**SET EXERCISE**
Copy every line that contains the string "Council" from the entries below.

**Stored records**
---*---

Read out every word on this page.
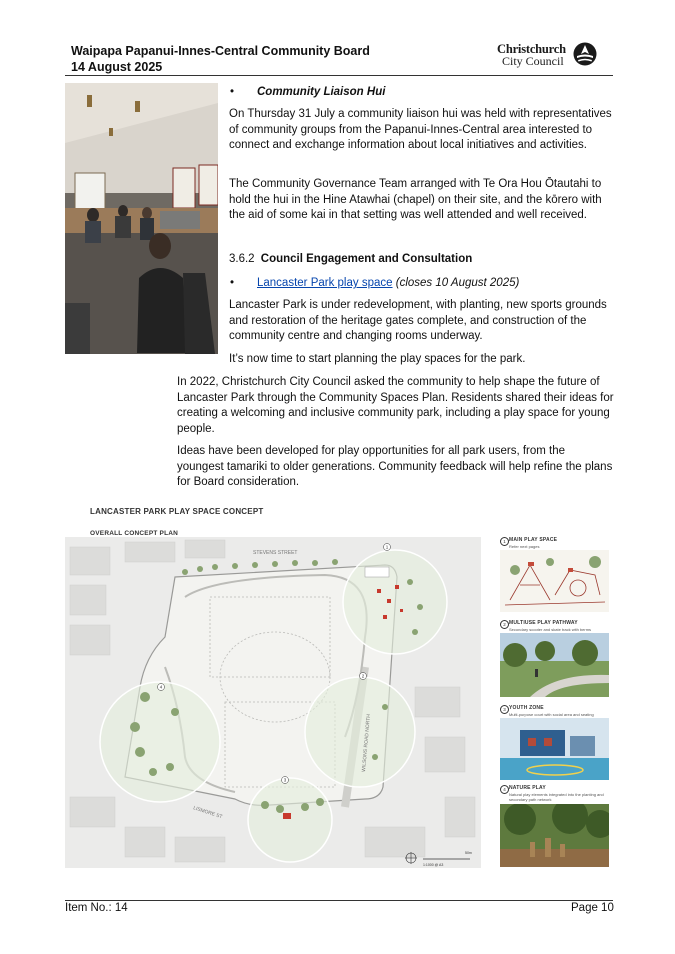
Waipapa Papanui-Innes-Central Community Board
14 August 2025
Christchurch
City Council
• Community Liaison Hui
On Thursday 31 July a community liaison hui was held with representatives of community groups from the Papanui-Innes-Central area interested to connect and exchange information about local initiatives and activities.
The Community Governance Team arranged with Te Ora Hou Ōtautahi to hold the hui in the Hine Atawhai (chapel) on their site, and the kōrero with the aid of some kai in that setting was well attended and well received.
3.6.2 Council Engagement and Consultation
• Lancaster Park play space (closes 10 August 2025)
Lancaster Park is under redevelopment, with planting, new sports grounds and restoration of the heritage gates complete, and construction of the community centre and changing rooms underway.
It’s now time to start planning the play spaces for the park.
In 2022, Christchurch City Council asked the community to help shape the future of Lancaster Park through the Community Spaces Plan. Residents shared their ideas for creating a welcoming and inclusive community park, including a play space for young people.
Ideas have been developed for play opportunities for all park users, from the youngest tamariki to older generations. Community feedback will help refine the plans for Board consideration.
LANCASTER PARK PLAY SPACE CONCEPT
OVERALL CONCEPT PLAN
1
2
4
3
STEVENS STREET
WILSONS ROAD NORTH
LISMORE ST
1:1000 @ A3
50m
1 MAIN PLAY SPACE
Refer next pages
2 MULTIUSE PLAY PATHWAY
Secondary scooter and skate track with berms
3 YOUTH ZONE
Multi-purpose court with social area and seating
4 NATURE PLAY
Natural play elements integrated into the planting and secondary path network
Item No.: 14	Page 10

---*---

**FINAL RESULT**
City Council
3.6.2 Council Engagement and Consultation
In 2022, Christchurch City Council asked the community to help shape the future of Lancaster Park through the Community Spaces Plan. Residents shared their ideas for creating a welcoming and inclusive community park, including a play space for young people.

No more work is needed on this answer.